How did you get your job?

I applied for my job as production editor at Lonely Planet magazine via a jobs site. I had been on extended maternity leave following a long period as a freelance food and travel writer. It took me six months of applying for jobs before I got one, and I had to accept a drop in my salary. 

What’s a typical day like?

I check emails and make sure I am up to date with where we’re at with all the pages of the magazine, as well as future issues and side projects, then divide my time between writing, editing and working in InDesign. I also manage another subeditor and a freelancer, and work on the flatplan and lead a weekly editorial meeting.

What do you enjoy about your role?

I enjoy working with words, I enjoy carrying out varied high-level administrative tasks, I appreciate working with a team and learning from them, and I enjoy regular hours and low stress.

What are the challenges?

Getting everything done in time, always – deadlines. Sheer volume of work.

How relevant is your degree to your current job?

Currently not particularly, more tangentially, in terms of working with texts. But as a freelancer I have worked as a translator for hotel brands, and worked extensively in Paris and France as a food and travel writer, where I have used my French language skills.

How has your role developed and what are your ambitions? My role here at Lonely Planet has been interesting as I have acted as a sort of workflow consultant as well as carrying out the usual tasks. It is a year-long contract covering someone else’s role. My ambition at present is to continue working for LP when I finish my contract, as a writer or project editor, and to find other regular freelance work that will fit in with my family commitments.

Any words of advice for someone wanting to get into this sector?

Try to get experience any which way you can: work on a student paper; write a blog; enter writing competitions, in order to populate your CV. And do try to enter a sector that will hold your interest for years to come; once you are established as any sort of specialist, it can be hard to move around within publishing. Advice for someone wanting specifically to become a production editor or chief sub in travel publishing? Get any subbing experience as you can and apply for junior subbing roles. You need to be really good at English, and be able to spot a spelling mistake – aka a typo, in the trade – at 20 paces. Read up on style (I recommend Butcher’s Copy-editing, Cambridge University Press). Travel writers and editors tend to be fairly well-travelled and may start to specialise (in terms of destinations) right from the start of their careers – rather than entering travel publishing in order to travel. You are bound to experience rejection in the publishing industry (don’t lose confidence – there are jobs out there!), and salaries have not gone up much recently. It can be tough being a freelancer, or advancing in a competitive sector. But it is an interesting industry, always changing, and full of great people and varied work.

Image of a woman walking through a field holding a camera

Katie Bowman, Features Editor, The Sunday Times Travel Magazine

UCL graduate: English (1999)

Katie has worked in her current role for nearly 17 years, she has also worked as a sub-editor for Condé Nast International and Marie Claire Australia.

So, what does a features editor for a travel magazine do?

The Sunday Times Travel magazine is different from newspapers – it is on sale in stores competing with magazines such as Vogue. It is mainstream, glossier and I suppose more ‘glamorous’ than a newspaper travel section. My role is varied, from looking at how to make the front cover enticing to deciding what goes into the rest of the 164 pages of the magazine. The features have to be both inspirational and also realistic to sell well – ensuring well-timed ‘big hitters’ such as New York or Paris. Locations such as these can be revisited year after year, compared to a newspaper who might focus on recent events across the world such as bombings or natural disasters.

What is your role like on an average day?

_ _ _

• _Goal A_:
From the first listing, return the lines from the line containing "Where is each" through the line containing "bar-cap [791,166,832,173]", copying them without changes and including both of those lines.

• _Data to process_:
_ _ _

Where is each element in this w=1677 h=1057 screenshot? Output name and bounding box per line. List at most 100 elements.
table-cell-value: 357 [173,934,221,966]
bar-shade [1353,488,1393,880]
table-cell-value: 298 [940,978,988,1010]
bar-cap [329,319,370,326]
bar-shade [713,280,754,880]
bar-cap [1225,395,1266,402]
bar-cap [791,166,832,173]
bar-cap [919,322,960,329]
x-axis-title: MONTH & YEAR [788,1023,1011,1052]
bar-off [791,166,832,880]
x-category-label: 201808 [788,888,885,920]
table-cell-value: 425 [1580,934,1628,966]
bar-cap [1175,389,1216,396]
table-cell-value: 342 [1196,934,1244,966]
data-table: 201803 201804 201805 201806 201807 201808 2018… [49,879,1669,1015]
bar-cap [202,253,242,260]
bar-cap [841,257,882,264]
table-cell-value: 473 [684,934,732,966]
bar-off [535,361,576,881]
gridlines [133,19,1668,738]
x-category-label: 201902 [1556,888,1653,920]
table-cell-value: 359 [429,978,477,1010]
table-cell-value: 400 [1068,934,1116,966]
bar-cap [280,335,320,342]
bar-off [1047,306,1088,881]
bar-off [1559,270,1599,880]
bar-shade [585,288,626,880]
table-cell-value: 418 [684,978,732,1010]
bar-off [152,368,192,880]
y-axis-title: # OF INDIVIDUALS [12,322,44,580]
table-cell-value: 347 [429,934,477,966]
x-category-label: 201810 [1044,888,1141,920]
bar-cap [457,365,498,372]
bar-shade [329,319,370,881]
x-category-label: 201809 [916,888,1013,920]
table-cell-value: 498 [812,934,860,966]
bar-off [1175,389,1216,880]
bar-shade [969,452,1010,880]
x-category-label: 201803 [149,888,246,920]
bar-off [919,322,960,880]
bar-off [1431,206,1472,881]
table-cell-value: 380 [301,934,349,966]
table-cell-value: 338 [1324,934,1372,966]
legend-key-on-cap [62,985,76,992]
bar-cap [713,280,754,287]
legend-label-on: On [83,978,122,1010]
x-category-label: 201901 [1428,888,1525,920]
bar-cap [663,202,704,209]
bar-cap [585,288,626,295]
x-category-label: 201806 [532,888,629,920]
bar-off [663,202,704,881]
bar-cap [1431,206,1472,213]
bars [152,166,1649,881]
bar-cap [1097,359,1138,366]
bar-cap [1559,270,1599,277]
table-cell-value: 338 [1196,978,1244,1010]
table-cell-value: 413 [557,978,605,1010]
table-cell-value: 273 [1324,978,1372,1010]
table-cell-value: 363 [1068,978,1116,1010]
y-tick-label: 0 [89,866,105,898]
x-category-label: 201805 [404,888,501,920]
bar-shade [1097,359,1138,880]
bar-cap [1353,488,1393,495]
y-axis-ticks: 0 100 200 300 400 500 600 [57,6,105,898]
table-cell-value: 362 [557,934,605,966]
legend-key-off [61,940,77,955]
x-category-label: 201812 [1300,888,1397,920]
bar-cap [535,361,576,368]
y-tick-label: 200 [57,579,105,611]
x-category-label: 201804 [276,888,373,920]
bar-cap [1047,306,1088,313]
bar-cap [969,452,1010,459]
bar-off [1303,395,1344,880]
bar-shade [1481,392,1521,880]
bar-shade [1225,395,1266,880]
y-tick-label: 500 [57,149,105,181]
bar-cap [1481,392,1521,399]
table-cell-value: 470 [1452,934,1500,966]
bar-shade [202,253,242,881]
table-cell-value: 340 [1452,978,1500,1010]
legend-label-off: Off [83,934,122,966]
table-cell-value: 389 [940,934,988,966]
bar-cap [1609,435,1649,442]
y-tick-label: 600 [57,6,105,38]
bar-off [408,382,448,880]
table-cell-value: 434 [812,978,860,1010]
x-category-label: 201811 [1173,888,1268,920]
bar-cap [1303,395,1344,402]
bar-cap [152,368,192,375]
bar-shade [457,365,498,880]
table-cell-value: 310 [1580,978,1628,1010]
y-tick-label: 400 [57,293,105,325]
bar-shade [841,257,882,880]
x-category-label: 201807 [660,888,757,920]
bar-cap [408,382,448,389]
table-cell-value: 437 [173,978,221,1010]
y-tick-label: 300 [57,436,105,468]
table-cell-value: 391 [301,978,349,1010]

_ _ _

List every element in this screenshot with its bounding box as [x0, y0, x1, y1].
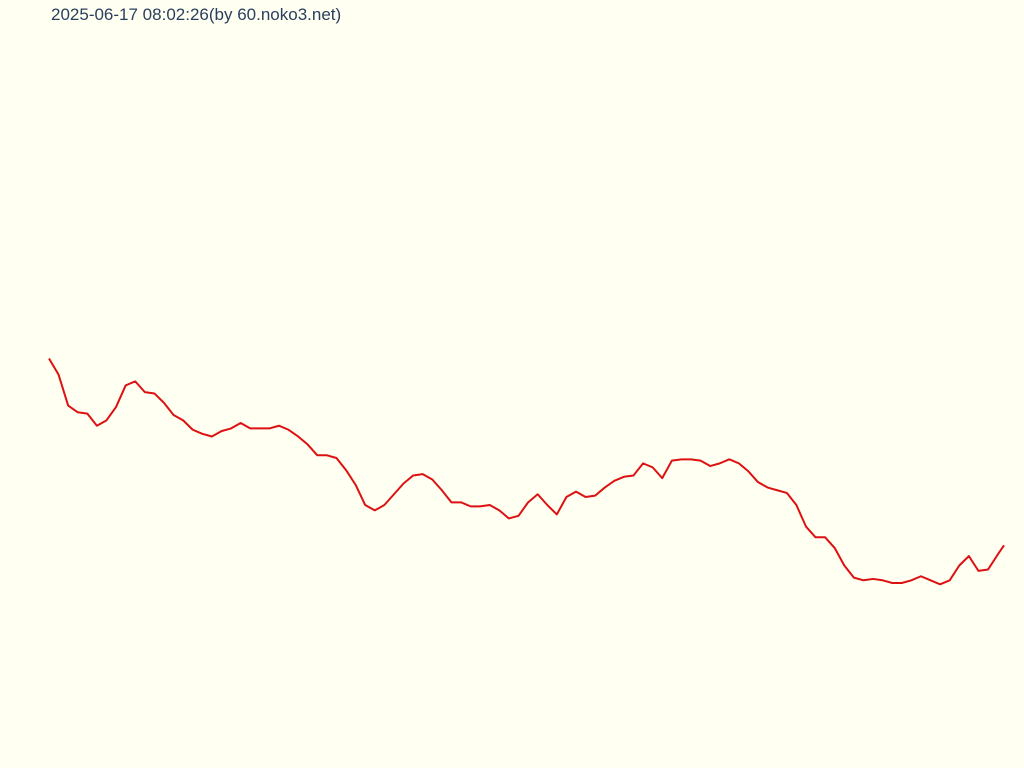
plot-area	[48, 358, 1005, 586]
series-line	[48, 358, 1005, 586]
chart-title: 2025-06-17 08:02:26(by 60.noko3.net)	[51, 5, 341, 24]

_ _ _

• _Goal B_:
In the interview text, which book on style does the production editor recommend?

• _Exercise output A_:
Where is each element in this w=1677 h=1057 screenshot? Output name and bounding box per line. List at most 100 elements.
table-cell-value: 357 [173,934,221,966]
bar-shade [1353,488,1393,880]
table-cell-value: 298 [940,978,988,1010]
bar-cap [329,319,370,326]
bar-shade [713,280,754,880]
bar-cap [1225,395,1266,402]
bar-cap [791,166,832,173]

• _Exercise output B_:
Butcher's Copy-editing, published by Cambridge University Press.